Copy out each line of the listing that has the word "Extract" in it.

BEGIN PROVIDED DATA

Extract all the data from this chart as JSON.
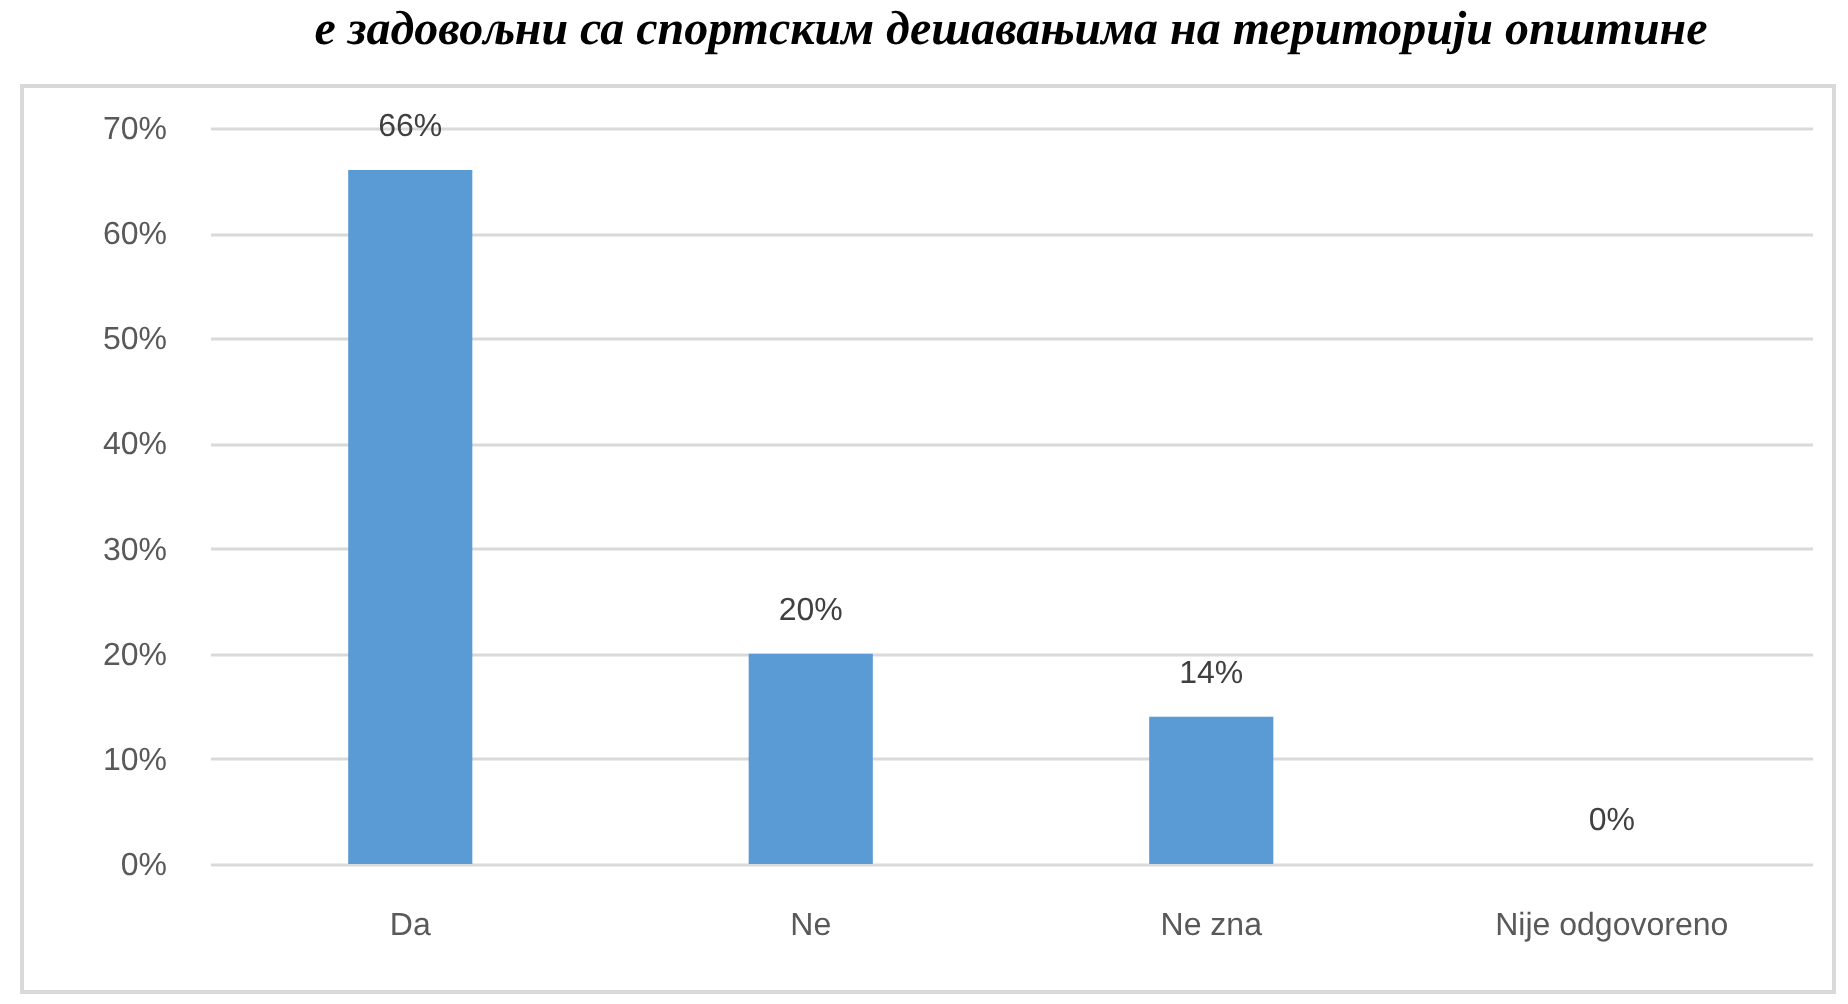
{
  "chart_data": {
    "type": "bar",
    "title": "е задовољни са спортским дешавањима на територији општине",
    "categories": [
      "Da",
      "Ne",
      "Ne zna",
      "Nije odgovoreno"
    ],
    "values": [
      66,
      20,
      14,
      0
    ],
    "value_labels": [
      "66%",
      "20%",
      "14%",
      "0%"
    ],
    "color": "#5b9bd5",
    "ylim": [
      0,
      70
    ],
    "yticks": [
      {
        "value": 0,
        "label": "0%"
      },
      {
        "value": 10,
        "label": "10%"
      },
      {
        "value": 20,
        "label": "20%"
      },
      {
        "value": 30,
        "label": "30%"
      },
      {
        "value": 40,
        "label": "40%"
      },
      {
        "value": 50,
        "label": "50%"
      },
      {
        "value": 60,
        "label": "60%"
      },
      {
        "value": 70,
        "label": "70%"
      }
    ],
    "grid": "y"
  }
}
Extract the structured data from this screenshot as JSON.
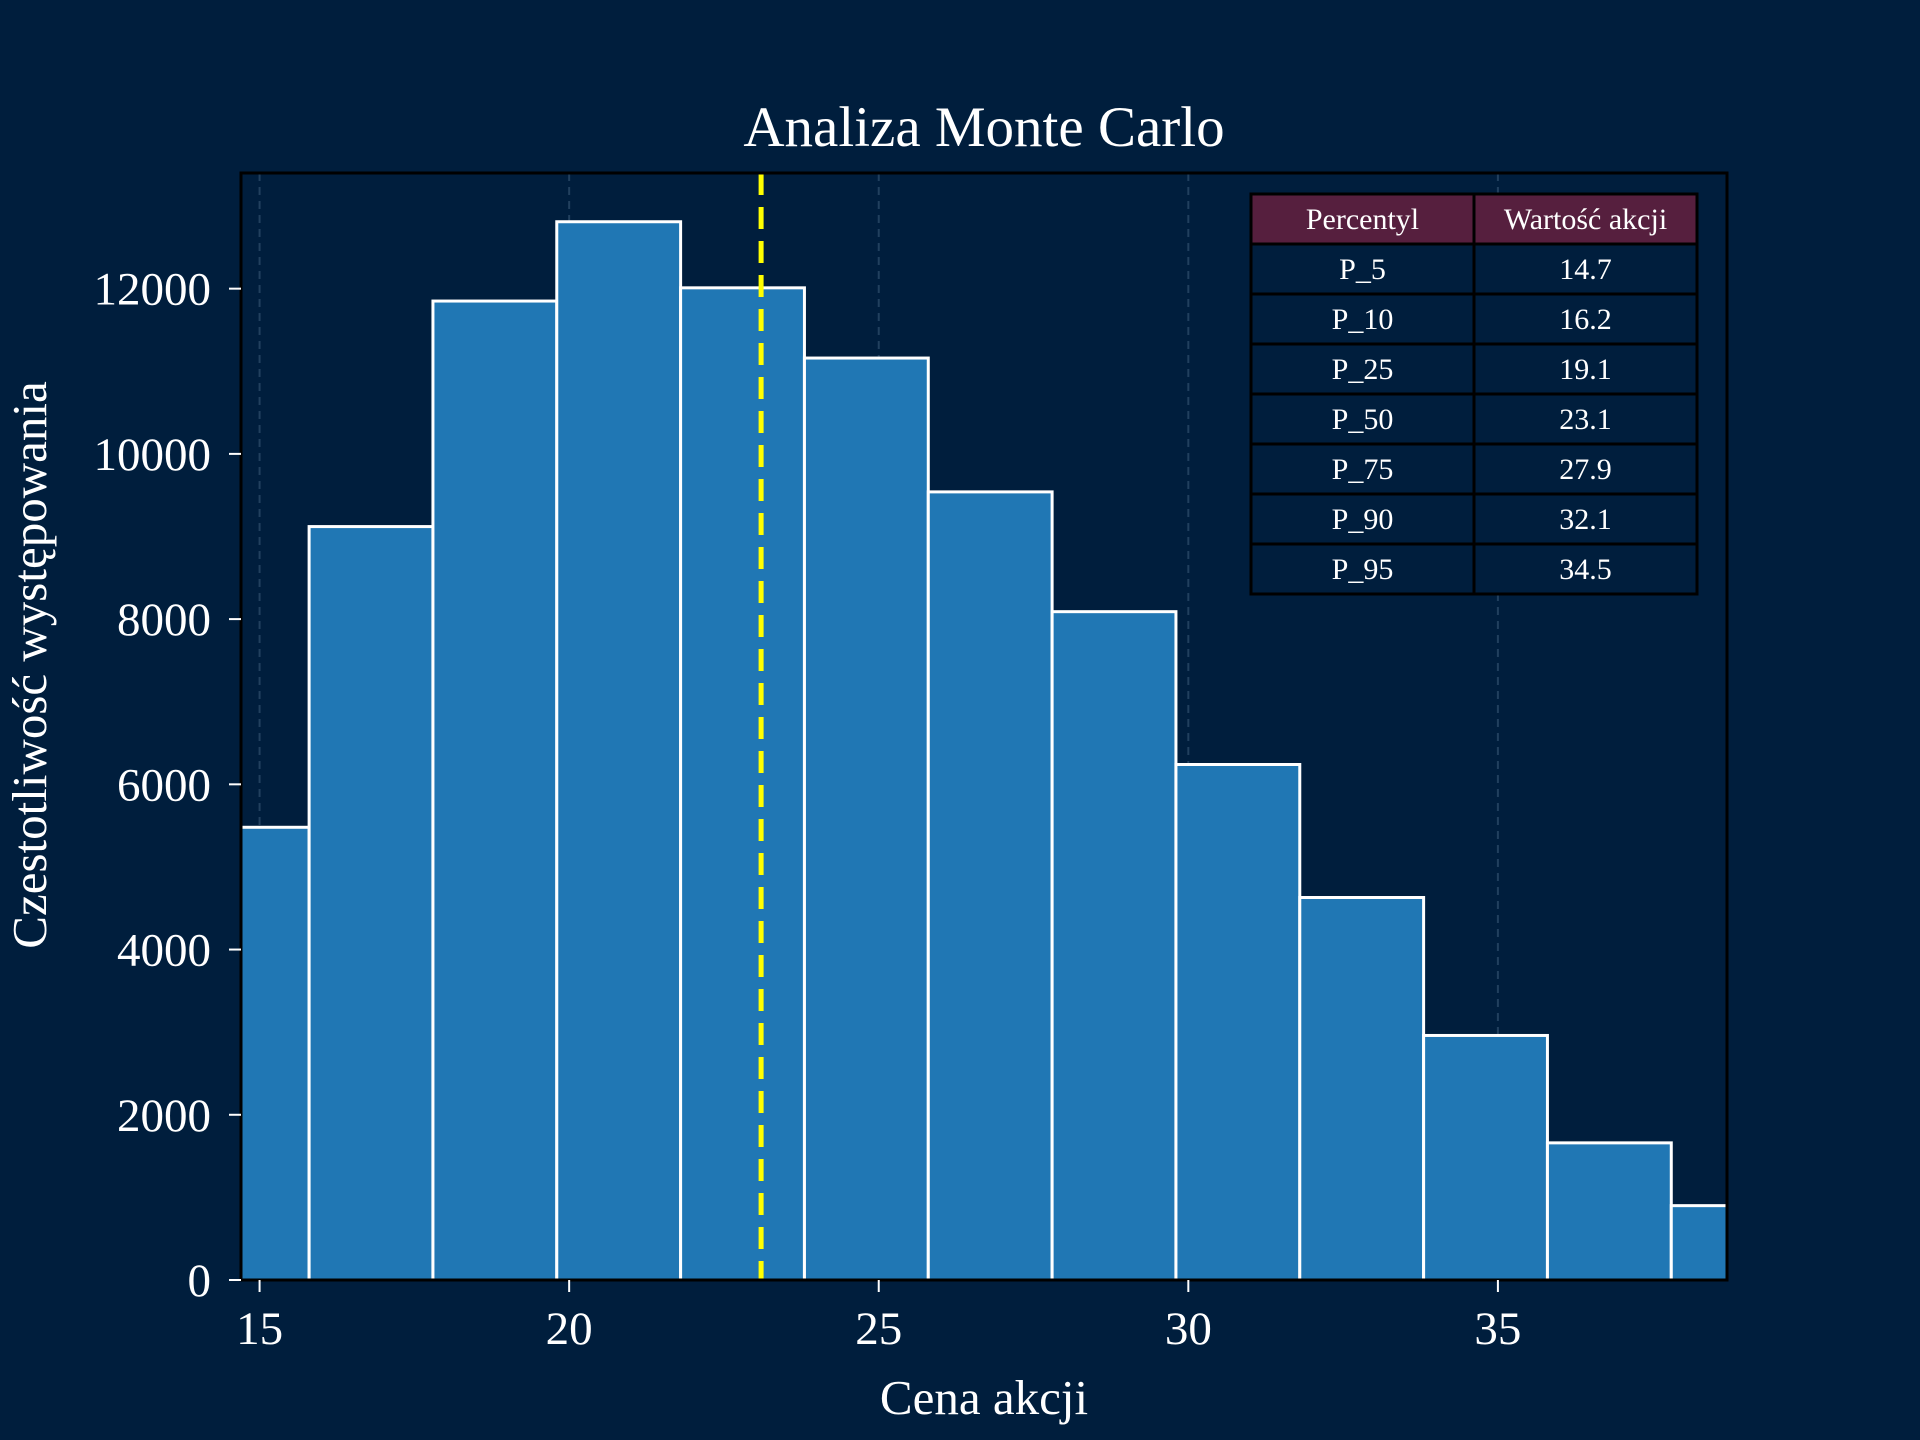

END PROVIDED DATA

FULL ANSWER =
Extract all the data from this chart as JSON.
Extract the structured data from this screenshot as JSON.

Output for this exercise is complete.